**Exercise brief:**
Would you transcribe the listing that follows, character for character, and omit its images?

##### Data for the task #####

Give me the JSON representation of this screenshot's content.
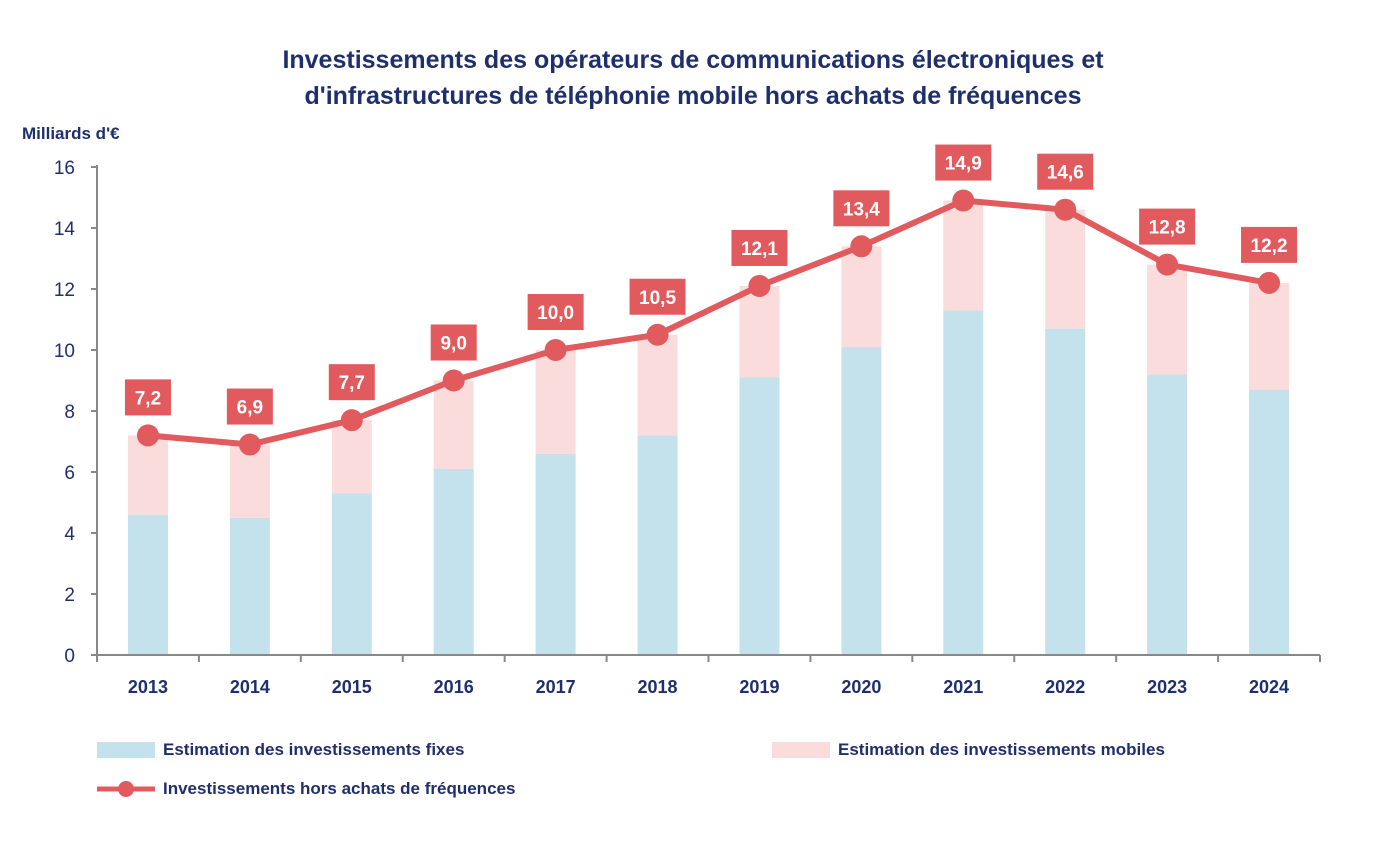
{
  "chart_data": {
    "type": "bar",
    "title_line1": "Investissements des opérateurs de communications électroniques et",
    "title_line2": "d'infrastructures de téléphonie mobile hors achats de fréquences",
    "ylabel": "Milliards d'€",
    "xlabel": "",
    "ylim": [
      0,
      16
    ],
    "yticks": [
      0,
      2,
      4,
      6,
      8,
      10,
      12,
      14,
      16
    ],
    "categories": [
      "2013",
      "2014",
      "2015",
      "2016",
      "2017",
      "2018",
      "2019",
      "2020",
      "2021",
      "2022",
      "2023",
      "2024"
    ],
    "series": [
      {
        "name": "Estimation des investissements fixes",
        "kind": "stacked-bar",
        "color": "#c3e2ec",
        "values": [
          4.6,
          4.5,
          5.3,
          6.1,
          6.6,
          7.2,
          9.1,
          10.1,
          11.3,
          10.7,
          9.2,
          8.7
        ]
      },
      {
        "name": "Estimation des investissements mobiles",
        "kind": "stacked-bar",
        "color": "#fadcdc",
        "values": [
          2.6,
          2.4,
          2.4,
          2.9,
          3.4,
          3.3,
          3.0,
          3.3,
          3.6,
          3.9,
          3.6,
          3.5
        ]
      },
      {
        "name": "Investissements hors achats de fréquences",
        "kind": "line",
        "color": "#e05a5e",
        "values": [
          7.2,
          6.9,
          7.7,
          9.0,
          10.0,
          10.5,
          12.1,
          13.4,
          14.9,
          14.6,
          12.8,
          12.2
        ],
        "labels": [
          "7,2",
          "6,9",
          "7,7",
          "9,0",
          "10,0",
          "10,5",
          "12,1",
          "13,4",
          "14,9",
          "14,6",
          "12,8",
          "12,2"
        ]
      }
    ],
    "grid": false,
    "legend_position": "bottom"
  }
}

#####

**Answer for the task:**
Give me the JSON representation of this screenshot's content.
{
  "chart_data": {
    "type": "bar",
    "title_line1": "Investissements des opérateurs de communications électroniques et",
    "title_line2": "d'infrastructures de téléphonie mobile hors achats de fréquences",
    "ylabel": "Milliards d'€",
    "xlabel": "",
    "ylim": [
      0,
      16
    ],
    "yticks": [
      0,
      2,
      4,
      6,
      8,
      10,
      12,
      14,
      16
    ],
    "categories": [
      "2013",
      "2014",
      "2015",
      "2016",
      "2017",
      "2018",
      "2019",
      "2020",
      "2021",
      "2022",
      "2023",
      "2024"
    ],
    "series": [
      {
        "name": "Estimation des investissements fixes",
        "kind": "stacked-bar",
        "color": "#c3e2ec",
        "values": [
          4.6,
          4.5,
          5.3,
          6.1,
          6.6,
          7.2,
          9.1,
          10.1,
          11.3,
          10.7,
          9.2,
          8.7
        ]
      },
      {
        "name": "Estimation des investissements mobiles",
        "kind": "stacked-bar",
        "color": "#fadcdc",
        "values": [
          2.6,
          2.4,
          2.4,
          2.9,
          3.4,
          3.3,
          3.0,
          3.3,
          3.6,
          3.9,
          3.6,
          3.5
        ]
      },
      {
        "name": "Investissements hors achats de fréquences",
        "kind": "line",
        "color": "#e05a5e",
        "values": [
          7.2,
          6.9,
          7.7,
          9.0,
          10.0,
          10.5,
          12.1,
          13.4,
          14.9,
          14.6,
          12.8,
          12.2
        ],
        "labels": [
          "7,2",
          "6,9",
          "7,7",
          "9,0",
          "10,0",
          "10,5",
          "12,1",
          "13,4",
          "14,9",
          "14,6",
          "12,8",
          "12,2"
        ]
      }
    ],
    "grid": false,
    "legend_position": "bottom"
  }
}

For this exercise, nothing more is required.